WHAT YOU WILL DO :: Present the following data again exactly as it is shown.

----- MATERIAL SHOWN

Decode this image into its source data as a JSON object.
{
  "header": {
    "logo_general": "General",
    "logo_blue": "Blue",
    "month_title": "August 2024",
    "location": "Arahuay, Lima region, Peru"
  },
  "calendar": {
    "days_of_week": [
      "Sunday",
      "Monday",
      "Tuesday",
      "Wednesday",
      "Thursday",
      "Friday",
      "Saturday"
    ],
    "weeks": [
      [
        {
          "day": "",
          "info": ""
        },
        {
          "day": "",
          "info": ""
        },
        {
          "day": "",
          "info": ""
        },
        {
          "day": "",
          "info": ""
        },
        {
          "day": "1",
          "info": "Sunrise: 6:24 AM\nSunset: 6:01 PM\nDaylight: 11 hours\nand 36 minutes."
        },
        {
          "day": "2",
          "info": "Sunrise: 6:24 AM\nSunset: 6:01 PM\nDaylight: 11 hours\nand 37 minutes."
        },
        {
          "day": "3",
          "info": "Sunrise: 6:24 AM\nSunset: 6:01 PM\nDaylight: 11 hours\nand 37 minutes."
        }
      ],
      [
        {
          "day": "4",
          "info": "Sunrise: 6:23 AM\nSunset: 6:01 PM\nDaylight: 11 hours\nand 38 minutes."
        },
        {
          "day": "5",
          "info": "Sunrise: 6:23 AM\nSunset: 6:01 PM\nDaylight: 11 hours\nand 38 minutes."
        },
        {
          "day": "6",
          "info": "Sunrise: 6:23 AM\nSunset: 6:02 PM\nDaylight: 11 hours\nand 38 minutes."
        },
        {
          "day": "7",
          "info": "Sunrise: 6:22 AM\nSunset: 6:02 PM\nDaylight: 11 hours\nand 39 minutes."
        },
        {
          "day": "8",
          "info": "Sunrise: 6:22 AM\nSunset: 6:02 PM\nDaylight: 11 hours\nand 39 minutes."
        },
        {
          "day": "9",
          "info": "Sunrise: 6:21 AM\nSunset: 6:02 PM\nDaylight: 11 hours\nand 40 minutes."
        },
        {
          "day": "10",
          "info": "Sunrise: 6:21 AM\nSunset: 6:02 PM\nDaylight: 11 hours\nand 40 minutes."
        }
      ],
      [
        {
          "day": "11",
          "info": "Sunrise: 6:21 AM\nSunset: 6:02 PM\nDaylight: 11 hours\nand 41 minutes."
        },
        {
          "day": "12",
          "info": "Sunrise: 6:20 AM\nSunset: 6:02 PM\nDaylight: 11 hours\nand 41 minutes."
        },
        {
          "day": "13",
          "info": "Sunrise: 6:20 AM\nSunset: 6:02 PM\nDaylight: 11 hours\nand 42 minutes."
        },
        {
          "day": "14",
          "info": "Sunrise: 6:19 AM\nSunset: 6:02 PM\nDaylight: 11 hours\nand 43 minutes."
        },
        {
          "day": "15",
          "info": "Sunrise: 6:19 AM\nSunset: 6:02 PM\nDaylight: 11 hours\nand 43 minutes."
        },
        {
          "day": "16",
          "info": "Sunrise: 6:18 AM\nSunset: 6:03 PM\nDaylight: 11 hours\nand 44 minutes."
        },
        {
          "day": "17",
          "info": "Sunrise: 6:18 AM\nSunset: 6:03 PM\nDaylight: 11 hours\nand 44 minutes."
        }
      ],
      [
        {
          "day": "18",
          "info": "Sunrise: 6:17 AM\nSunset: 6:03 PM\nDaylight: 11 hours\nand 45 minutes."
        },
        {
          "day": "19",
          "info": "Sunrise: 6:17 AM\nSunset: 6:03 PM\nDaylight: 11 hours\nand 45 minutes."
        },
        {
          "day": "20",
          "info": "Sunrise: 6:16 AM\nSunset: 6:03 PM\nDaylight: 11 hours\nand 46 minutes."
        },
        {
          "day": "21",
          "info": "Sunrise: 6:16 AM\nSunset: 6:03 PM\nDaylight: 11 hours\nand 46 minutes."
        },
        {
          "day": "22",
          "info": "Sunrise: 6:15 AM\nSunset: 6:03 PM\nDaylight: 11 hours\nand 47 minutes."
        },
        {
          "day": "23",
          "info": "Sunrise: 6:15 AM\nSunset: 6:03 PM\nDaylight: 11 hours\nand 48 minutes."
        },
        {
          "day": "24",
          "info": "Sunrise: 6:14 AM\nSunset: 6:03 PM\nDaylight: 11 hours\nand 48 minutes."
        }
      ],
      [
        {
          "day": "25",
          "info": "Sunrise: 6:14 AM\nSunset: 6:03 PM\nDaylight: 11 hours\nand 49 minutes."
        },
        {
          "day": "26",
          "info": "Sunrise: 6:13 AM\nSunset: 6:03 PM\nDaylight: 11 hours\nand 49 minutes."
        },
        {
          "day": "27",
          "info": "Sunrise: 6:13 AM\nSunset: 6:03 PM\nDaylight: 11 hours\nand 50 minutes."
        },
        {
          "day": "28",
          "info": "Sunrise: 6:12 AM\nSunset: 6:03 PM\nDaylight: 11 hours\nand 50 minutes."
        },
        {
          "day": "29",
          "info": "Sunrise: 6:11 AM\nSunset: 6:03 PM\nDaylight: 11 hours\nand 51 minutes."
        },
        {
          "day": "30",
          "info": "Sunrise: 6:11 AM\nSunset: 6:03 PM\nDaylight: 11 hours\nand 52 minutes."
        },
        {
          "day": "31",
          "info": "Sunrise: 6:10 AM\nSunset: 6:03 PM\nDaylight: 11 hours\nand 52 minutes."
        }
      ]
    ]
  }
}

----------

TASK ANSWER ::
Decode this image into its source data as a JSON object.
{
  "header": {
    "logo_general": "General",
    "logo_blue": "Blue",
    "month_title": "August 2024",
    "location": "Arahuay, Lima region, Peru"
  },
  "calendar": {
    "days_of_week": [
      "Sunday",
      "Monday",
      "Tuesday",
      "Wednesday",
      "Thursday",
      "Friday",
      "Saturday"
    ],
    "weeks": [
      [
        {
          "day": "",
          "info": ""
        },
        {
          "day": "",
          "info": ""
        },
        {
          "day": "",
          "info": ""
        },
        {
          "day": "",
          "info": ""
        },
        {
          "day": "1",
          "info": "Sunrise: 6:24 AM\nSunset: 6:01 PM\nDaylight: 11 hours\nand 36 minutes."
        },
        {
          "day": "2",
          "info": "Sunrise: 6:24 AM\nSunset: 6:01 PM\nDaylight: 11 hours\nand 37 minutes."
        },
        {
          "day": "3",
          "info": "Sunrise: 6:24 AM\nSunset: 6:01 PM\nDaylight: 11 hours\nand 37 minutes."
        }
      ],
      [
        {
          "day": "4",
          "info": "Sunrise: 6:23 AM\nSunset: 6:01 PM\nDaylight: 11 hours\nand 38 minutes."
        },
        {
          "day": "5",
          "info": "Sunrise: 6:23 AM\nSunset: 6:01 PM\nDaylight: 11 hours\nand 38 minutes."
        },
        {
          "day": "6",
          "info": "Sunrise: 6:23 AM\nSunset: 6:02 PM\nDaylight: 11 hours\nand 38 minutes."
        },
        {
          "day": "7",
          "info": "Sunrise: 6:22 AM\nSunset: 6:02 PM\nDaylight: 11 hours\nand 39 minutes."
        },
        {
          "day": "8",
          "info": "Sunrise: 6:22 AM\nSunset: 6:02 PM\nDaylight: 11 hours\nand 39 minutes."
        },
        {
          "day": "9",
          "info": "Sunrise: 6:21 AM\nSunset: 6:02 PM\nDaylight: 11 hours\nand 40 minutes."
        },
        {
          "day": "10",
          "info": "Sunrise: 6:21 AM\nSunset: 6:02 PM\nDaylight: 11 hours\nand 40 minutes."
        }
      ],
      [
        {
          "day": "11",
          "info": "Sunrise: 6:21 AM\nSunset: 6:02 PM\nDaylight: 11 hours\nand 41 minutes."
        },
        {
          "day": "12",
          "info": "Sunrise: 6:20 AM\nSunset: 6:02 PM\nDaylight: 11 hours\nand 41 minutes."
        },
        {
          "day": "13",
          "info": "Sunrise: 6:20 AM\nSunset: 6:02 PM\nDaylight: 11 hours\nand 42 minutes."
        },
        {
          "day": "14",
          "info": "Sunrise: 6:19 AM\nSunset: 6:02 PM\nDaylight: 11 hours\nand 43 minutes."
        },
        {
          "day": "15",
          "info": "Sunrise: 6:19 AM\nSunset: 6:02 PM\nDaylight: 11 hours\nand 43 minutes."
        },
        {
          "day": "16",
          "info": "Sunrise: 6:18 AM\nSunset: 6:03 PM\nDaylight: 11 hours\nand 44 minutes."
        },
        {
          "day": "17",
          "info": "Sunrise: 6:18 AM\nSunset: 6:03 PM\nDaylight: 11 hours\nand 44 minutes."
        }
      ],
      [
        {
          "day": "18",
          "info": "Sunrise: 6:17 AM\nSunset: 6:03 PM\nDaylight: 11 hours\nand 45 minutes."
        },
        {
          "day": "19",
          "info": "Sunrise: 6:17 AM\nSunset: 6:03 PM\nDaylight: 11 hours\nand 45 minutes."
        },
        {
          "day": "20",
          "info": "Sunrise: 6:16 AM\nSunset: 6:03 PM\nDaylight: 11 hours\nand 46 minutes."
        },
        {
          "day": "21",
          "info": "Sunrise: 6:16 AM\nSunset: 6:03 PM\nDaylight: 11 hours\nand 46 minutes."
        },
        {
          "day": "22",
          "info": "Sunrise: 6:15 AM\nSunset: 6:03 PM\nDaylight: 11 hours\nand 47 minutes."
        },
        {
          "day": "23",
          "info": "Sunrise: 6:15 AM\nSunset: 6:03 PM\nDaylight: 11 hours\nand 48 minutes."
        },
        {
          "day": "24",
          "info": "Sunrise: 6:14 AM\nSunset: 6:03 PM\nDaylight: 11 hours\nand 48 minutes."
        }
      ],
      [
        {
          "day": "25",
          "info": "Sunrise: 6:14 AM\nSunset: 6:03 PM\nDaylight: 11 hours\nand 49 minutes."
        },
        {
          "day": "26",
          "info": "Sunrise: 6:13 AM\nSunset: 6:03 PM\nDaylight: 11 hours\nand 49 minutes."
        },
        {
          "day": "27",
          "info": "Sunrise: 6:13 AM\nSunset: 6:03 PM\nDaylight: 11 hours\nand 50 minutes."
        },
        {
          "day": "28",
          "info": "Sunrise: 6:12 AM\nSunset: 6:03 PM\nDaylight: 11 hours\nand 50 minutes."
        },
        {
          "day": "29",
          "info": "Sunrise: 6:11 AM\nSunset: 6:03 PM\nDaylight: 11 hours\nand 51 minutes."
        },
        {
          "day": "30",
          "info": "Sunrise: 6:11 AM\nSunset: 6:03 PM\nDaylight: 11 hours\nand 52 minutes."
        },
        {
          "day": "31",
          "info": "Sunrise: 6:10 AM\nSunset: 6:03 PM\nDaylight: 11 hours\nand 52 minutes."
        }
      ]
    ]
  }
}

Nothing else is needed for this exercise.